— start —

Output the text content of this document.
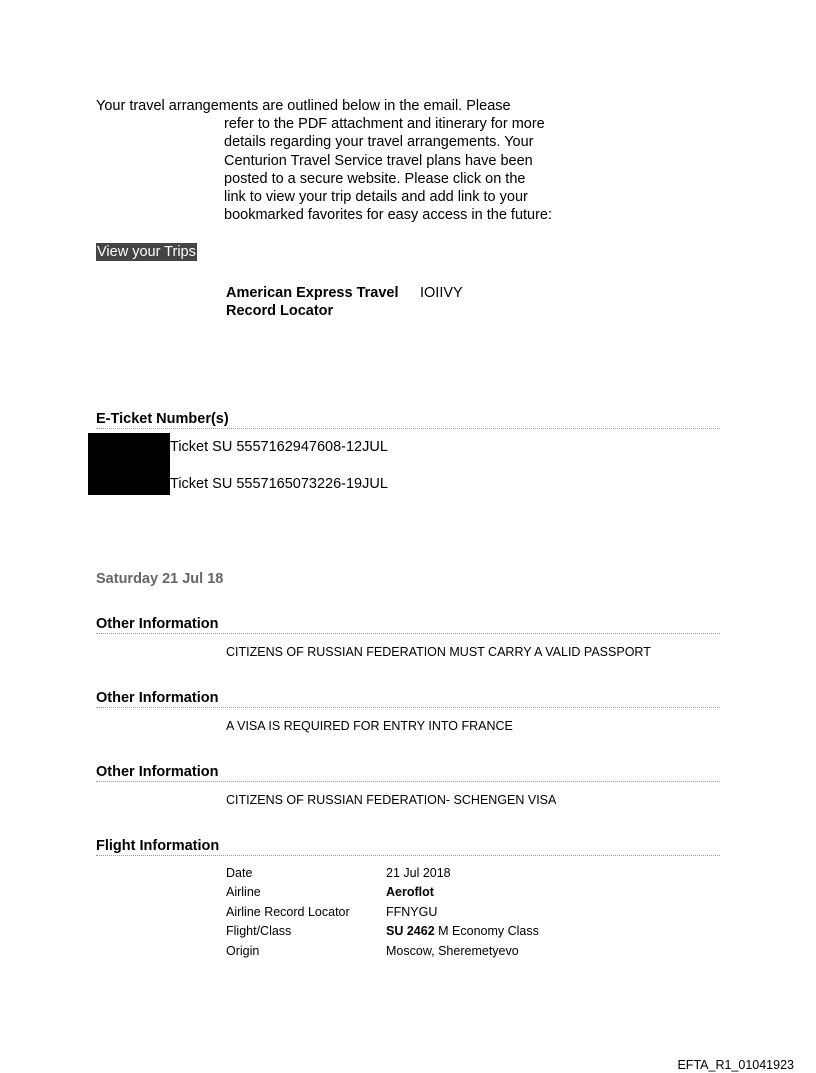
Your travel arrangements are outlined below in the email. Please
refer to the PDF attachment and itinerary for more
details regarding your travel arrangements. Your
Centurion Travel Service travel plans have been
posted to a secure website. Please click on the
link to view your trip details and add link to your
bookmarked favorites for easy access in the future:
View your Trips
American Express Travel
Record Locator
IOIIVY
E-Ticket Number(s)
Ticket SU 5557162947608-12JUL
Ticket SU 5557165073226-19JUL
Saturday 21 Jul 18
Other Information
CITIZENS OF RUSSIAN FEDERATION MUST CARRY A VALID PASSPORT
Other Information
A VISA IS REQUIRED FOR ENTRY INTO FRANCE
Other Information
CITIZENS OF RUSSIAN FEDERATION- SCHENGEN VISA
Flight Information
Date	21 Jul 2018
Airline	Aeroflot
Airline Record Locator	FFNYGU
Flight/Class	SU 2462 M Economy Class
Origin	Moscow, Sheremetyevo
EFTA_R1_01041923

— end —

### WHAT YOU WILL DO
A line counts if it holds the word "Locator". How many lines of the entries count? Give the number only.

### ANSWER IN FULL
2